**Exercise**
Print the entries verbatim, leaving out the images they contain.
##### The data
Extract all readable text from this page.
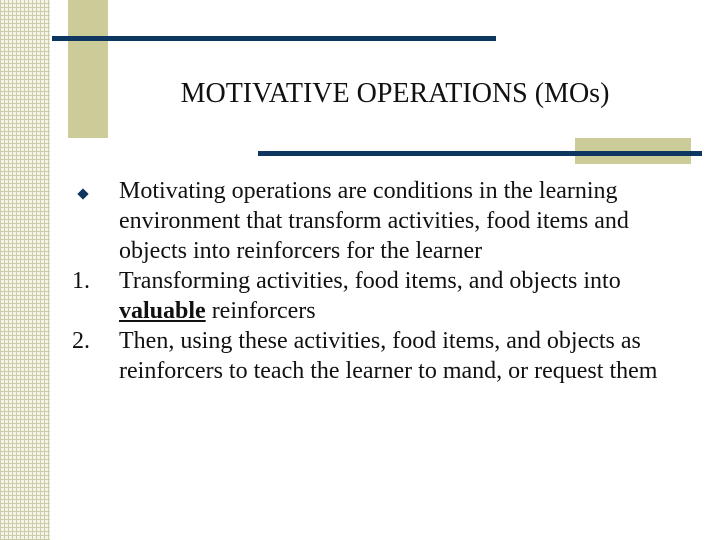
MOTIVATIVE OPERATIONS (MOs)
Motivating operations are conditions in the learning environment that transform activities, food items and objects into reinforcers for the learner
1.	Transforming activities, food items, and objects into valuable reinforcers
2.	Then, using these activities, food items, and objects as reinforcers to teach the learner to mand, or request them
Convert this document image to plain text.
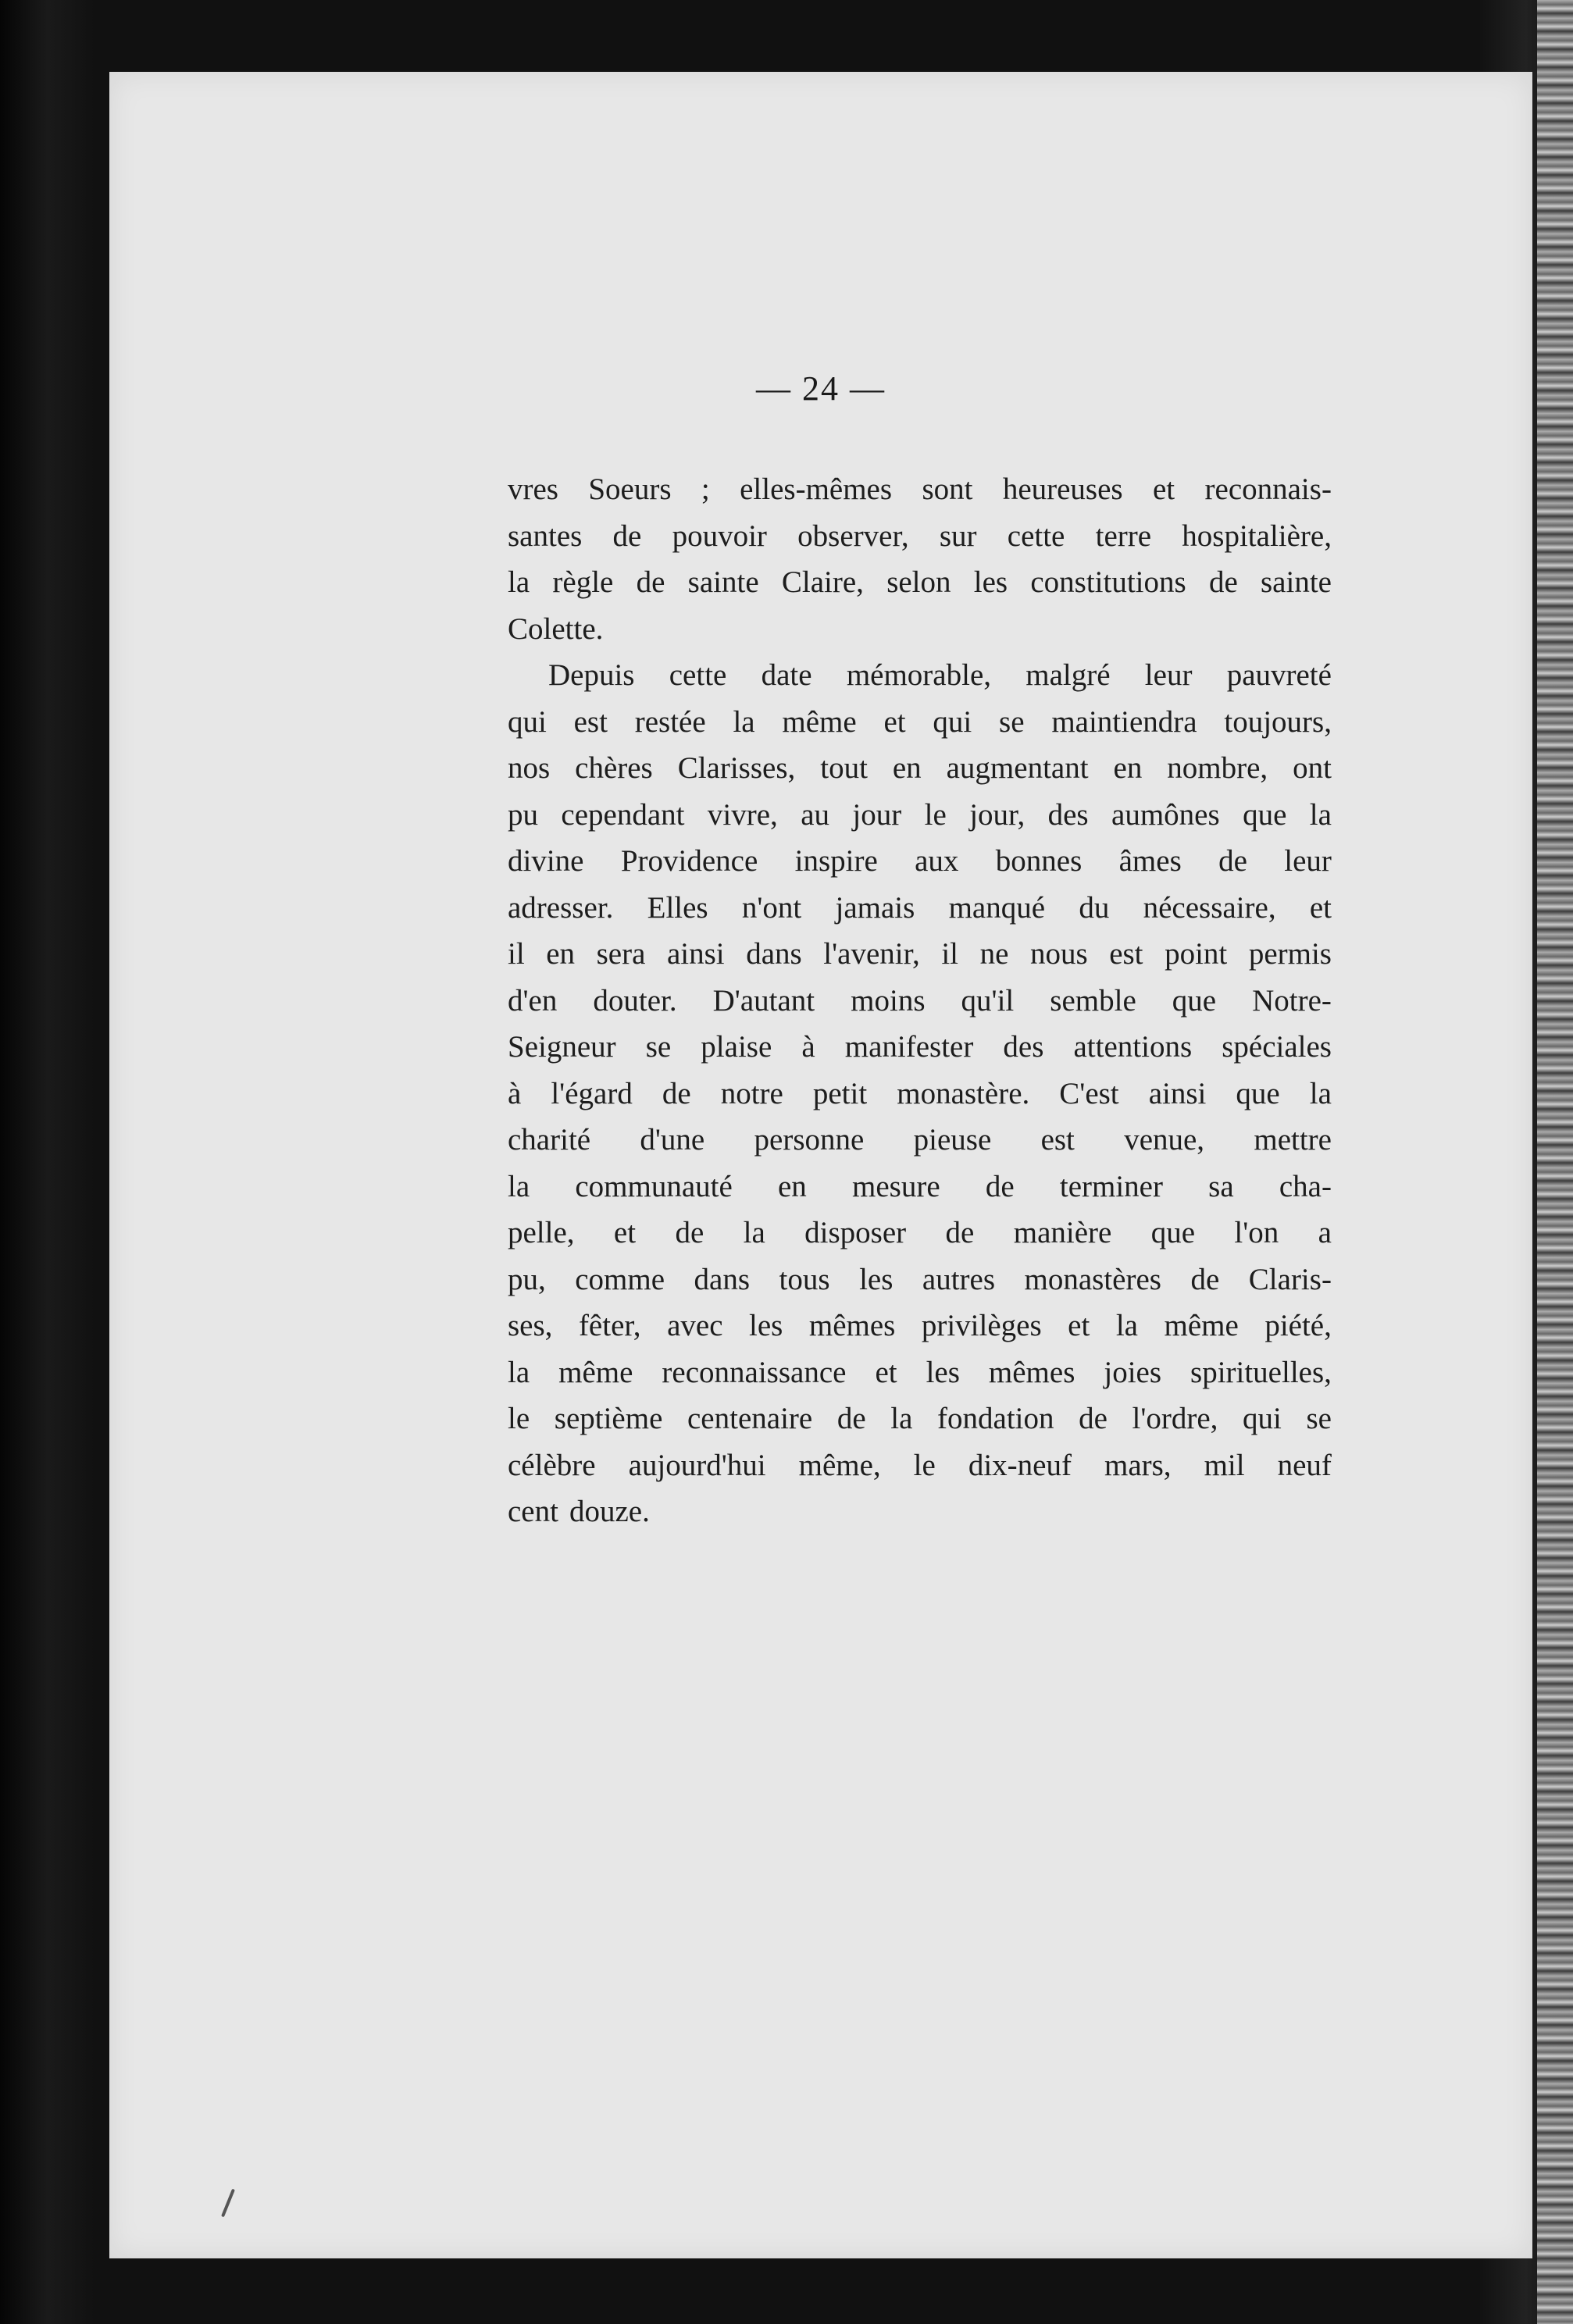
— 24 —
vres Soeurs ; elles-mêmes sont heureuses et reconnais-
santes de pouvoir observer, sur cette terre hospitalière,
la règle de sainte Claire, selon les constitutions de sainte
Colette.
Depuis cette date mémorable, malgré leur pauvreté
qui est restée la même et qui se maintiendra toujours,
nos chères Clarisses, tout en augmentant en nombre, ont
pu cependant vivre, au jour le jour, des aumônes que la
divine Providence inspire aux bonnes âmes de leur
adresser. Elles n'ont jamais manqué du nécessaire, et
il en sera ainsi dans l'avenir, il ne nous est point permis
d'en douter. D'autant moins qu'il semble que Notre-
Seigneur se plaise à manifester des attentions spéciales
à l'égard de notre petit monastère. C'est ainsi que la
charité d'une personne pieuse est venue, mettre
la communauté en mesure de terminer sa cha-
pelle, et de la disposer de manière que l'on a
pu, comme dans tous les autres monastères de Claris-
ses, fêter, avec les mêmes privilèges et la même piété,
la même reconnaissance et les mêmes joies spirituelles,
le septième centenaire de la fondation de l'ordre, qui se
célèbre aujourd'hui même, le dix-neuf mars, mil neuf
cent douze.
##########
**Answer to the task**
Extract all readable text from this page.
MOTIVATIVE OPERATIONS (MOs)
Motivating operations are conditions in the learning environment that transform activities, food items and objects into reinforcers for the learner
1.	Transforming activities, food items, and objects into valuable reinforcers
2.	Then, using these activities, food items, and objects as reinforcers to teach the learner to mand, or request them
Convert this document image to plain text.
— 24 —
vres Soeurs ; elles-mêmes sont heureuses et reconnais-
santes de pouvoir observer, sur cette terre hospitalière,
la règle de sainte Claire, selon les constitutions de sainte
Colette.
Depuis cette date mémorable, malgré leur pauvreté
qui est restée la même et qui se maintiendra toujours,
nos chères Clarisses, tout en augmentant en nombre, ont
pu cependant vivre, au jour le jour, des aumônes que la
divine Providence inspire aux bonnes âmes de leur
adresser. Elles n'ont jamais manqué du nécessaire, et
il en sera ainsi dans l'avenir, il ne nous est point permis
d'en douter. D'autant moins qu'il semble que Notre-
Seigneur se plaise à manifester des attentions spéciales
à l'égard de notre petit monastère. C'est ainsi que la
charité d'une personne pieuse est venue, mettre
la communauté en mesure de terminer sa cha-
pelle, et de la disposer de manière que l'on a
pu, comme dans tous les autres monastères de Claris-
ses, fêter, avec les mêmes privilèges et la même piété,
la même reconnaissance et les mêmes joies spirituelles,
le septième centenaire de la fondation de l'ordre, qui se
célèbre aujourd'hui même, le dix-neuf mars, mil neuf
cent douze.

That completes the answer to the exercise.